--- begin Material provided ---

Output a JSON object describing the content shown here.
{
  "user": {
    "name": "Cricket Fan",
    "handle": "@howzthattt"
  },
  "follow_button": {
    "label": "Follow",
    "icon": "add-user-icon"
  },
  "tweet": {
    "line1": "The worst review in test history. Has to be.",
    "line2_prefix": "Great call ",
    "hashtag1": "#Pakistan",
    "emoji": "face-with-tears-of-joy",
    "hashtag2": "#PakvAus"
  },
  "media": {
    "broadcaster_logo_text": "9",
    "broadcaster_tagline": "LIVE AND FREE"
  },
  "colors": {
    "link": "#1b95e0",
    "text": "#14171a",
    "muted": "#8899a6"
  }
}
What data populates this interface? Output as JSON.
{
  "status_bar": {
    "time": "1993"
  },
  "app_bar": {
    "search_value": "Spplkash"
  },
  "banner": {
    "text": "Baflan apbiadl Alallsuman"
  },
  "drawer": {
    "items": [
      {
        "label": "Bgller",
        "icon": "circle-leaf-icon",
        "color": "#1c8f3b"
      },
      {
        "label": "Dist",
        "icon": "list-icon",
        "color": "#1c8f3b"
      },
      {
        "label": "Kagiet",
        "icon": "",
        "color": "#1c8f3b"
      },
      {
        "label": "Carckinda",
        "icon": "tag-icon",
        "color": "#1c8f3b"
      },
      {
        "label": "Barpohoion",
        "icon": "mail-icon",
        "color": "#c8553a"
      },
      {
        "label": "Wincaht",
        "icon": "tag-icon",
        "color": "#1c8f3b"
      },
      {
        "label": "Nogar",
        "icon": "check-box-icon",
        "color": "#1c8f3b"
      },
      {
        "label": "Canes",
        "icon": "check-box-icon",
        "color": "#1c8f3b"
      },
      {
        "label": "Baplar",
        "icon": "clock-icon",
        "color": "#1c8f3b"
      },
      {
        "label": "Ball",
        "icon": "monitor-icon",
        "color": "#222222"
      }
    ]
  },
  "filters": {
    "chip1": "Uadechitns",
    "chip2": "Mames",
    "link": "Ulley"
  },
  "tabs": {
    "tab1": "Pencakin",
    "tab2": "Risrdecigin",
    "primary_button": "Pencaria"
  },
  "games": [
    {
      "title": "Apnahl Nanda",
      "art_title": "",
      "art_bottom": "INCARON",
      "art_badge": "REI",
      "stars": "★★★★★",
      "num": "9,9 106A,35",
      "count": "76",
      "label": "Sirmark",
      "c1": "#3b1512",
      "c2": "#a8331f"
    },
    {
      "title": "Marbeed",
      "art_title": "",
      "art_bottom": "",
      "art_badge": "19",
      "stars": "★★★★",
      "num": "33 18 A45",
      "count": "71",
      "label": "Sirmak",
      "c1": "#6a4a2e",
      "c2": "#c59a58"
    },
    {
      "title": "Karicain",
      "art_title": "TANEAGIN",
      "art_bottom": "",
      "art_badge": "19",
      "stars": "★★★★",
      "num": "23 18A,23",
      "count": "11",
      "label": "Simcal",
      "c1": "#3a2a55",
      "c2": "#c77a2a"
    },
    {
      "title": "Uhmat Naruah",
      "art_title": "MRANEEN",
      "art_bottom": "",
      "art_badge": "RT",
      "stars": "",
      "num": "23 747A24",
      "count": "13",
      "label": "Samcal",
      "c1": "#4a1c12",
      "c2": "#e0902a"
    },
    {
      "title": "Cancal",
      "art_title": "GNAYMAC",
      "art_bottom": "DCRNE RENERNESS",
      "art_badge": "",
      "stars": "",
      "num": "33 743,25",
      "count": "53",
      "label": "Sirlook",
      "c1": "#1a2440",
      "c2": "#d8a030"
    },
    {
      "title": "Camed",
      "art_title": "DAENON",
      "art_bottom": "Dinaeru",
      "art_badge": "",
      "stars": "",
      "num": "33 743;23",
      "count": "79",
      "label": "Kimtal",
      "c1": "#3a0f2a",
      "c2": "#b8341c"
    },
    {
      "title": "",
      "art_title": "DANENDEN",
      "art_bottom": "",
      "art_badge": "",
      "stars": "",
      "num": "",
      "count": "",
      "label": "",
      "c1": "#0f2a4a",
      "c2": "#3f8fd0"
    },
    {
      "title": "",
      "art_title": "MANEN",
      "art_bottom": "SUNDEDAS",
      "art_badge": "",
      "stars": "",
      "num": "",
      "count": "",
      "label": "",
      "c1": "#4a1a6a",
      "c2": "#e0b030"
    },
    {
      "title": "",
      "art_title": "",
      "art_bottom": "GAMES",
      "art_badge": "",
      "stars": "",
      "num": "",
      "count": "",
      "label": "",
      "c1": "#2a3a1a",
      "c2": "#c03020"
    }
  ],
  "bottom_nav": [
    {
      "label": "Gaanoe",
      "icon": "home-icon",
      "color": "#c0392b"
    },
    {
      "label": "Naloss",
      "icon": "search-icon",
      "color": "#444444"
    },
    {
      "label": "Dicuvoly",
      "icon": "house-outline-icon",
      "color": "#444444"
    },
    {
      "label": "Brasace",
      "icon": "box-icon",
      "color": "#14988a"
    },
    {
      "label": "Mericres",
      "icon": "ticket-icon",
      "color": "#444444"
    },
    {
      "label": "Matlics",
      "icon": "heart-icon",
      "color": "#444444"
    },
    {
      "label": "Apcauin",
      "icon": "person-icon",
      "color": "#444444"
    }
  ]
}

--- end Material provided ---

Stated exercise: Count each line where the string "JSON" occurs, and write only the number.

Problem solution: 2